[start]

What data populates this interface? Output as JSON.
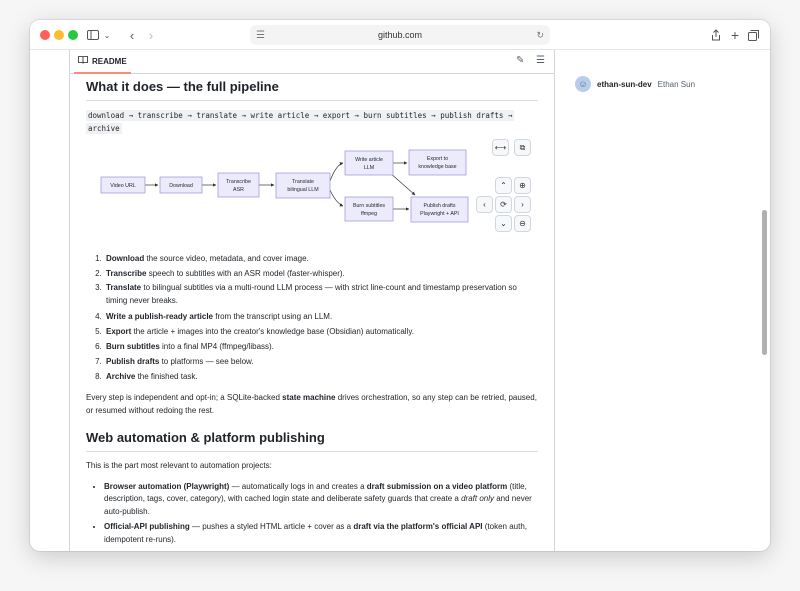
{
  "browser": {
    "url": "github.com"
  },
  "readme": {
    "tab_label": "README"
  },
  "sidebar": {
    "username": "ethan-sun-dev",
    "display_name": "Ethan Sun"
  },
  "section1": {
    "heading": "What it does — the full pipeline",
    "code_line1": "download → transcribe → translate → write article → export → burn subtitles → publish drafts →",
    "code_line2": "archive"
  },
  "diagram": {
    "nodes": {
      "video_url": "Video URL",
      "download": "Download",
      "transcribe_1": "Transcribe",
      "transcribe_2": "ASR",
      "translate_1": "Translate",
      "translate_2": "bilingual LLM",
      "write_1": "Write article",
      "write_2": "LLM",
      "export_1": "Export to",
      "export_2": "knowledge base",
      "burn_1": "Burn subtitles",
      "burn_2": "ffmpeg",
      "publish_1": "Publish drafts",
      "publish_2": "Playwright + API"
    }
  },
  "pipeline_steps": [
    {
      "bold": "Download",
      "rest": " the source video, metadata, and cover image."
    },
    {
      "bold": "Transcribe",
      "rest": " speech to subtitles with an ASR model (faster-whisper)."
    },
    {
      "bold": "Translate",
      "rest": " to bilingual subtitles via a multi-round LLM process — with strict line-count and timestamp preservation so timing never breaks."
    },
    {
      "bold": "Write a publish-ready article",
      "rest": " from the transcript using an LLM."
    },
    {
      "bold": "Export",
      "rest": " the article + images into the creator's knowledge base (Obsidian) automatically."
    },
    {
      "bold": "Burn subtitles",
      "rest": " into a final MP4 (ffmpeg/libass)."
    },
    {
      "bold": "Publish drafts",
      "rest": " to platforms — see below."
    },
    {
      "bold": "Archive",
      "rest": " the finished task."
    }
  ],
  "paragraph1": {
    "pre": "Every step is independent and opt-in; a SQLite-backed ",
    "bold": "state machine",
    "post": " drives orchestration, so any step can be retried, paused, or resumed without redoing the rest."
  },
  "section2": {
    "heading": "Web automation & platform publishing",
    "intro": "This is the part most relevant to automation projects:"
  },
  "bullets": {
    "b1_bold1": "Browser automation (Playwright)",
    "b1_text1": " — automatically logs in and creates a ",
    "b1_bold2": "draft submission on a video platform",
    "b1_text2": " (title, description, tags, cover, category), with cached login state and deliberate safety guards that create a ",
    "b1_em": "draft only",
    "b1_text3": " and never auto-publish.",
    "b2_bold1": "Official-API publishing",
    "b2_text1": " — pushes a styled HTML article + cover as a ",
    "b2_bold2": "draft via the platform's official API",
    "b2_text2": " (token auth, idempotent re-runs)."
  }
}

[end]

Transcribe all the data word for word; the images stay out.

▶ [Expected output]:
What data populates this interface? Output as JSON.
{
  "browser": {
    "url": "github.com"
  },
  "readme": {
    "tab_label": "README"
  },
  "sidebar": {
    "username": "ethan-sun-dev",
    "display_name": "Ethan Sun"
  },
  "section1": {
    "heading": "What it does — the full pipeline",
    "code_line1": "download → transcribe → translate → write article → export → burn subtitles → publish drafts →",
    "code_line2": "archive"
  },
  "diagram": {
    "nodes": {
      "video_url": "Video URL",
      "download": "Download",
      "transcribe_1": "Transcribe",
      "transcribe_2": "ASR",
      "translate_1": "Translate",
      "translate_2": "bilingual LLM",
      "write_1": "Write article",
      "write_2": "LLM",
      "export_1": "Export to",
      "export_2": "knowledge base",
      "burn_1": "Burn subtitles",
      "burn_2": "ffmpeg",
      "publish_1": "Publish drafts",
      "publish_2": "Playwright + API"
    }
  },
  "pipeline_steps": [
    {
      "bold": "Download",
      "rest": " the source video, metadata, and cover image."
    },
    {
      "bold": "Transcribe",
      "rest": " speech to subtitles with an ASR model (faster-whisper)."
    },
    {
      "bold": "Translate",
      "rest": " to bilingual subtitles via a multi-round LLM process — with strict line-count and timestamp preservation so timing never breaks."
    },
    {
      "bold": "Write a publish-ready article",
      "rest": " from the transcript using an LLM."
    },
    {
      "bold": "Export",
      "rest": " the article + images into the creator's knowledge base (Obsidian) automatically."
    },
    {
      "bold": "Burn subtitles",
      "rest": " into a final MP4 (ffmpeg/libass)."
    },
    {
      "bold": "Publish drafts",
      "rest": " to platforms — see below."
    },
    {
      "bold": "Archive",
      "rest": " the finished task."
    }
  ],
  "paragraph1": {
    "pre": "Every step is independent and opt-in; a SQLite-backed ",
    "bold": "state machine",
    "post": " drives orchestration, so any step can be retried, paused, or resumed without redoing the rest."
  },
  "section2": {
    "heading": "Web automation & platform publishing",
    "intro": "This is the part most relevant to automation projects:"
  },
  "bullets": {
    "b1_bold1": "Browser automation (Playwright)",
    "b1_text1": " — automatically logs in and creates a ",
    "b1_bold2": "draft submission on a video platform",
    "b1_text2": " (title, description, tags, cover, category), with cached login state and deliberate safety guards that create a ",
    "b1_em": "draft only",
    "b1_text3": " and never auto-publish.",
    "b2_bold1": "Official-API publishing",
    "b2_text1": " — pushes a styled HTML article + cover as a ",
    "b2_bold2": "draft via the platform's official API",
    "b2_text2": " (token auth, idempotent re-runs)."
  }
}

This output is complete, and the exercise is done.